TASK MATERIAL:

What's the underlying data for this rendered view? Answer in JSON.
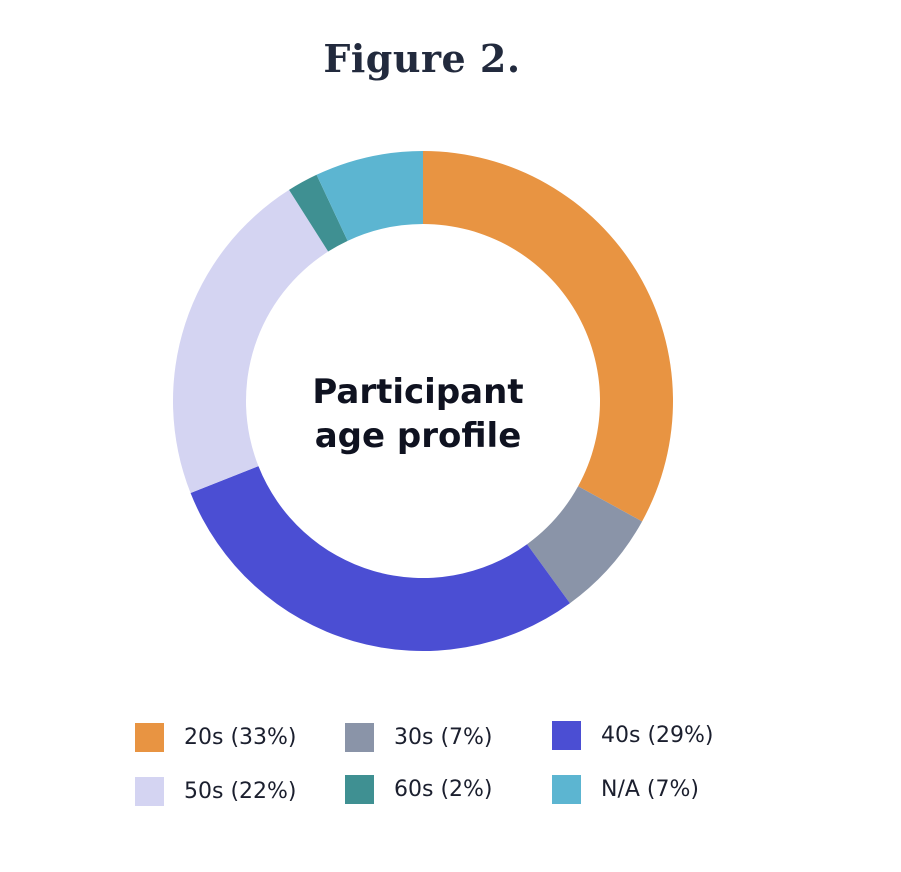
{
  "chart_data": {
    "type": "pie",
    "variant": "donut",
    "title": "Figure 2.",
    "center_label_lines": [
      "Participant",
      "age profile"
    ],
    "categories": [
      "20s (33%)",
      "30s (7%)",
      "40s (29%)",
      "50s (22%)",
      "60s (2%)",
      "N/A (7%)"
    ],
    "values": [
      33,
      7,
      29,
      22,
      2,
      7
    ],
    "colors": [
      "#e89442",
      "#8a94a8",
      "#4b4ed3",
      "#d4d4f2",
      "#3f9092",
      "#5cb5d1"
    ],
    "legend_placement": "bottom"
  }
}
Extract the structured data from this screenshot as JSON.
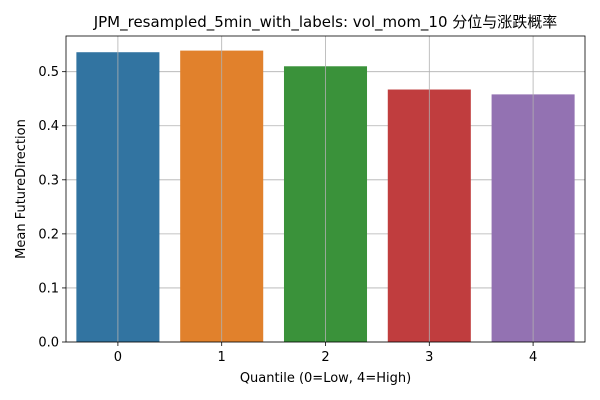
{
  "chart_data": {
    "type": "bar",
    "title": "JPM_resampled_5min_with_labels: vol_mom_10 分位与涨跌概率",
    "xlabel": "Quantile (0=Low, 4=High)",
    "ylabel": "Mean FutureDirection",
    "categories": [
      "0",
      "1",
      "2",
      "3",
      "4"
    ],
    "values": [
      0.536,
      0.539,
      0.51,
      0.467,
      0.458
    ],
    "colors": [
      "#3274a1",
      "#e1812c",
      "#3a923a",
      "#c03d3e",
      "#9372b2"
    ],
    "ylim": [
      0,
      0.566
    ],
    "yticks": [
      "0.0",
      "0.1",
      "0.2",
      "0.3",
      "0.4",
      "0.5"
    ],
    "grid": true
  }
}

STATED TASK:
Look through the entries and work out how many lines have the word "title" in them; reply with that number only.

WRITTEN REPLY:
2